— START Data for the task —

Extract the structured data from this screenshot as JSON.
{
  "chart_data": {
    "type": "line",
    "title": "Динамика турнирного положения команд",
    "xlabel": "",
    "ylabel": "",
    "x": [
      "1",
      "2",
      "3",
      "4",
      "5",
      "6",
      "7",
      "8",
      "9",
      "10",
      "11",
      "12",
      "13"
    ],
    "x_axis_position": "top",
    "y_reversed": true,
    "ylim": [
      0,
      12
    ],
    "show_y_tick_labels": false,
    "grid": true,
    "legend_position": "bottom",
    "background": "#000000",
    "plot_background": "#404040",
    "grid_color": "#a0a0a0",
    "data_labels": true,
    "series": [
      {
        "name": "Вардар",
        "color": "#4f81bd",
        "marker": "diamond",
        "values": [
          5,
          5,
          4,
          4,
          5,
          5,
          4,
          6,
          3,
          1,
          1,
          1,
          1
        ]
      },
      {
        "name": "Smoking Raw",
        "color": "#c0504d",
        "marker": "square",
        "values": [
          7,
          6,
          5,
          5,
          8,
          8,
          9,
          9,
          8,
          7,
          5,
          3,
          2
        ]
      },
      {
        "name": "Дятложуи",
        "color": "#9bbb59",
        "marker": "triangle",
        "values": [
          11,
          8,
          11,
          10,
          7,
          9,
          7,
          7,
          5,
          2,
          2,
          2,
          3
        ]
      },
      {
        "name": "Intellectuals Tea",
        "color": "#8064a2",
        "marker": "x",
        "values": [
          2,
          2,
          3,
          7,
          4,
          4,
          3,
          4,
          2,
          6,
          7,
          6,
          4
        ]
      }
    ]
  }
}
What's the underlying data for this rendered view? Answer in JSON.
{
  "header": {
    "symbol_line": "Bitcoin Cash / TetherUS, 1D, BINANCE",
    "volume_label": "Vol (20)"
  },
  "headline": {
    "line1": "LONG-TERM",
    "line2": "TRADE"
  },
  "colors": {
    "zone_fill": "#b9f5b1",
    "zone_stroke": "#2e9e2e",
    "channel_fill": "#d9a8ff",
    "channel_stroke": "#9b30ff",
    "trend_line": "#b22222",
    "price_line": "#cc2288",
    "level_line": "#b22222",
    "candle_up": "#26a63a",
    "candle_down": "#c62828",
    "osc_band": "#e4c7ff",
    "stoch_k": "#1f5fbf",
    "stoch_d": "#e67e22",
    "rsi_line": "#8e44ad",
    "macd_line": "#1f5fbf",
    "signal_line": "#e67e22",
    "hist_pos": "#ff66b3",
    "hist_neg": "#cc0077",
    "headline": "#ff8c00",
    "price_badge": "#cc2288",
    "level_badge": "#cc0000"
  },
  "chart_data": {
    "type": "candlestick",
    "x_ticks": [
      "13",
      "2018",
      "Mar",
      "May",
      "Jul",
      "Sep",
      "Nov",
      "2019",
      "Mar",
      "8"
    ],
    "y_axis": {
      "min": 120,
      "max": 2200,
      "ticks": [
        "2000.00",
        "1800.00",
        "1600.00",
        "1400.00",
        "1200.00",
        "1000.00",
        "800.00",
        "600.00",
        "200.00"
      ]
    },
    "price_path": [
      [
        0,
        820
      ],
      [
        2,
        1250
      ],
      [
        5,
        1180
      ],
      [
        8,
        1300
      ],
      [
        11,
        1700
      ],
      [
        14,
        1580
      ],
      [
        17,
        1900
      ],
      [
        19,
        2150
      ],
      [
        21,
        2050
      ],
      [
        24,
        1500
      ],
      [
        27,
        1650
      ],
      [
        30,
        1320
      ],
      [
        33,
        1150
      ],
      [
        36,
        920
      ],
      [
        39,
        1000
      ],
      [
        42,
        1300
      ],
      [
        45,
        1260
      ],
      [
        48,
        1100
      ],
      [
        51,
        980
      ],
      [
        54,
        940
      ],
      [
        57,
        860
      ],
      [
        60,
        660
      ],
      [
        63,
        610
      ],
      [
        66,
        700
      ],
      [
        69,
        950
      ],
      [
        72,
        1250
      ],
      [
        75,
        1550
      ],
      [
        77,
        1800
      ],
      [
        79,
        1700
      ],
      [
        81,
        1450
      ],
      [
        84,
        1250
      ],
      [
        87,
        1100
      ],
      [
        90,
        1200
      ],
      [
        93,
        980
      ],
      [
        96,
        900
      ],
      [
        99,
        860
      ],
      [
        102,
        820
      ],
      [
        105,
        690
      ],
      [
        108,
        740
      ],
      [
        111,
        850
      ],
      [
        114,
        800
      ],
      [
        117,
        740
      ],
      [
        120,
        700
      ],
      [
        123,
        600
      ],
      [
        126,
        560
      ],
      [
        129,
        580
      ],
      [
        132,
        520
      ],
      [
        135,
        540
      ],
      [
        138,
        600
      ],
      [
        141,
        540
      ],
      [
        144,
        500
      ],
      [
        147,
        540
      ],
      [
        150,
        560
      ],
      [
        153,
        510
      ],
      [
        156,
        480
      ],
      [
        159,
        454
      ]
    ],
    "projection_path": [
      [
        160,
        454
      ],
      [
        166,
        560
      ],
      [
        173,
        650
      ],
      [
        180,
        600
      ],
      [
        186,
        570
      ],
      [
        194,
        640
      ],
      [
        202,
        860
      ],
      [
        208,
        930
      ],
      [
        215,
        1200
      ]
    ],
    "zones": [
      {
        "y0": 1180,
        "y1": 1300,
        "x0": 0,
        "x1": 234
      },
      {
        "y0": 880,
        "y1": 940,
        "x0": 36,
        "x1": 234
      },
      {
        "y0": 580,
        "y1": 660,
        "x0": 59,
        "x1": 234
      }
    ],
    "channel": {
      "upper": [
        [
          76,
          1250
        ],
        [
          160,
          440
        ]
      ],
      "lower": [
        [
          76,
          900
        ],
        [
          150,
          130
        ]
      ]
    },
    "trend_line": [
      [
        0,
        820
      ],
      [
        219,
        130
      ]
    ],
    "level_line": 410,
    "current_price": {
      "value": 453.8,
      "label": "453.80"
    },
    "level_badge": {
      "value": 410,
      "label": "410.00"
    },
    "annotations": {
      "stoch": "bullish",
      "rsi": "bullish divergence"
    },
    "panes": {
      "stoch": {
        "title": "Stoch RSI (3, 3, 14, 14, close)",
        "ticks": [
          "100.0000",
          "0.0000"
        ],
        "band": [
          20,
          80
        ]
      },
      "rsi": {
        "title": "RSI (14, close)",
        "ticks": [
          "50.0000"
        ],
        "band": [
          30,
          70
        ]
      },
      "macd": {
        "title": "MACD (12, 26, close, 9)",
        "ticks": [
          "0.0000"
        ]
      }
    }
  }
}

— END Data for the task —

* [Stated exercise]:
Faithfully reproduce all of the records, character for character.

* [Completed exercise]:
Extract the structured data from this screenshot as JSON.
{
  "chart_data": {
    "type": "line",
    "title": "Динамика турнирного положения команд",
    "xlabel": "",
    "ylabel": "",
    "x": [
      "1",
      "2",
      "3",
      "4",
      "5",
      "6",
      "7",
      "8",
      "9",
      "10",
      "11",
      "12",
      "13"
    ],
    "x_axis_position": "top",
    "y_reversed": true,
    "ylim": [
      0,
      12
    ],
    "show_y_tick_labels": false,
    "grid": true,
    "legend_position": "bottom",
    "background": "#000000",
    "plot_background": "#404040",
    "grid_color": "#a0a0a0",
    "data_labels": true,
    "series": [
      {
        "name": "Вардар",
        "color": "#4f81bd",
        "marker": "diamond",
        "values": [
          5,
          5,
          4,
          4,
          5,
          5,
          4,
          6,
          3,
          1,
          1,
          1,
          1
        ]
      },
      {
        "name": "Smoking Raw",
        "color": "#c0504d",
        "marker": "square",
        "values": [
          7,
          6,
          5,
          5,
          8,
          8,
          9,
          9,
          8,
          7,
          5,
          3,
          2
        ]
      },
      {
        "name": "Дятложуи",
        "color": "#9bbb59",
        "marker": "triangle",
        "values": [
          11,
          8,
          11,
          10,
          7,
          9,
          7,
          7,
          5,
          2,
          2,
          2,
          3
        ]
      },
      {
        "name": "Intellectuals Tea",
        "color": "#8064a2",
        "marker": "x",
        "values": [
          2,
          2,
          3,
          7,
          4,
          4,
          3,
          4,
          2,
          6,
          7,
          6,
          4
        ]
      }
    ]
  }
}
What's the underlying data for this rendered view? Answer in JSON.
{
  "header": {
    "symbol_line": "Bitcoin Cash / TetherUS, 1D, BINANCE",
    "volume_label": "Vol (20)"
  },
  "headline": {
    "line1": "LONG-TERM",
    "line2": "TRADE"
  },
  "colors": {
    "zone_fill": "#b9f5b1",
    "zone_stroke": "#2e9e2e",
    "channel_fill": "#d9a8ff",
    "channel_stroke": "#9b30ff",
    "trend_line": "#b22222",
    "price_line": "#cc2288",
    "level_line": "#b22222",
    "candle_up": "#26a63a",
    "candle_down": "#c62828",
    "osc_band": "#e4c7ff",
    "stoch_k": "#1f5fbf",
    "stoch_d": "#e67e22",
    "rsi_line": "#8e44ad",
    "macd_line": "#1f5fbf",
    "signal_line": "#e67e22",
    "hist_pos": "#ff66b3",
    "hist_neg": "#cc0077",
    "headline": "#ff8c00",
    "price_badge": "#cc2288",
    "level_badge": "#cc0000"
  },
  "chart_data": {
    "type": "candlestick",
    "x_ticks": [
      "13",
      "2018",
      "Mar",
      "May",
      "Jul",
      "Sep",
      "Nov",
      "2019",
      "Mar",
      "8"
    ],
    "y_axis": {
      "min": 120,
      "max": 2200,
      "ticks": [
        "2000.00",
        "1800.00",
        "1600.00",
        "1400.00",
        "1200.00",
        "1000.00",
        "800.00",
        "600.00",
        "200.00"
      ]
    },
    "price_path": [
      [
        0,
        820
      ],
      [
        2,
        1250
      ],
      [
        5,
        1180
      ],
      [
        8,
        1300
      ],
      [
        11,
        1700
      ],
      [
        14,
        1580
      ],
      [
        17,
        1900
      ],
      [
        19,
        2150
      ],
      [
        21,
        2050
      ],
      [
        24,
        1500
      ],
      [
        27,
        1650
      ],
      [
        30,
        1320
      ],
      [
        33,
        1150
      ],
      [
        36,
        920
      ],
      [
        39,
        1000
      ],
      [
        42,
        1300
      ],
      [
        45,
        1260
      ],
      [
        48,
        1100
      ],
      [
        51,
        980
      ],
      [
        54,
        940
      ],
      [
        57,
        860
      ],
      [
        60,
        660
      ],
      [
        63,
        610
      ],
      [
        66,
        700
      ],
      [
        69,
        950
      ],
      [
        72,
        1250
      ],
      [
        75,
        1550
      ],
      [
        77,
        1800
      ],
      [
        79,
        1700
      ],
      [
        81,
        1450
      ],
      [
        84,
        1250
      ],
      [
        87,
        1100
      ],
      [
        90,
        1200
      ],
      [
        93,
        980
      ],
      [
        96,
        900
      ],
      [
        99,
        860
      ],
      [
        102,
        820
      ],
      [
        105,
        690
      ],
      [
        108,
        740
      ],
      [
        111,
        850
      ],
      [
        114,
        800
      ],
      [
        117,
        740
      ],
      [
        120,
        700
      ],
      [
        123,
        600
      ],
      [
        126,
        560
      ],
      [
        129,
        580
      ],
      [
        132,
        520
      ],
      [
        135,
        540
      ],
      [
        138,
        600
      ],
      [
        141,
        540
      ],
      [
        144,
        500
      ],
      [
        147,
        540
      ],
      [
        150,
        560
      ],
      [
        153,
        510
      ],
      [
        156,
        480
      ],
      [
        159,
        454
      ]
    ],
    "projection_path": [
      [
        160,
        454
      ],
      [
        166,
        560
      ],
      [
        173,
        650
      ],
      [
        180,
        600
      ],
      [
        186,
        570
      ],
      [
        194,
        640
      ],
      [
        202,
        860
      ],
      [
        208,
        930
      ],
      [
        215,
        1200
      ]
    ],
    "zones": [
      {
        "y0": 1180,
        "y1": 1300,
        "x0": 0,
        "x1": 234
      },
      {
        "y0": 880,
        "y1": 940,
        "x0": 36,
        "x1": 234
      },
      {
        "y0": 580,
        "y1": 660,
        "x0": 59,
        "x1": 234
      }
    ],
    "channel": {
      "upper": [
        [
          76,
          1250
        ],
        [
          160,
          440
        ]
      ],
      "lower": [
        [
          76,
          900
        ],
        [
          150,
          130
        ]
      ]
    },
    "trend_line": [
      [
        0,
        820
      ],
      [
        219,
        130
      ]
    ],
    "level_line": 410,
    "current_price": {
      "value": 453.8,
      "label": "453.80"
    },
    "level_badge": {
      "value": 410,
      "label": "410.00"
    },
    "annotations": {
      "stoch": "bullish",
      "rsi": "bullish divergence"
    },
    "panes": {
      "stoch": {
        "title": "Stoch RSI (3, 3, 14, 14, close)",
        "ticks": [
          "100.0000",
          "0.0000"
        ],
        "band": [
          20,
          80
        ]
      },
      "rsi": {
        "title": "RSI (14, close)",
        "ticks": [
          "50.0000"
        ],
        "band": [
          30,
          70
        ]
      },
      "macd": {
        "title": "MACD (12, 26, close, 9)",
        "ticks": [
          "0.0000"
        ]
      }
    }
  }
}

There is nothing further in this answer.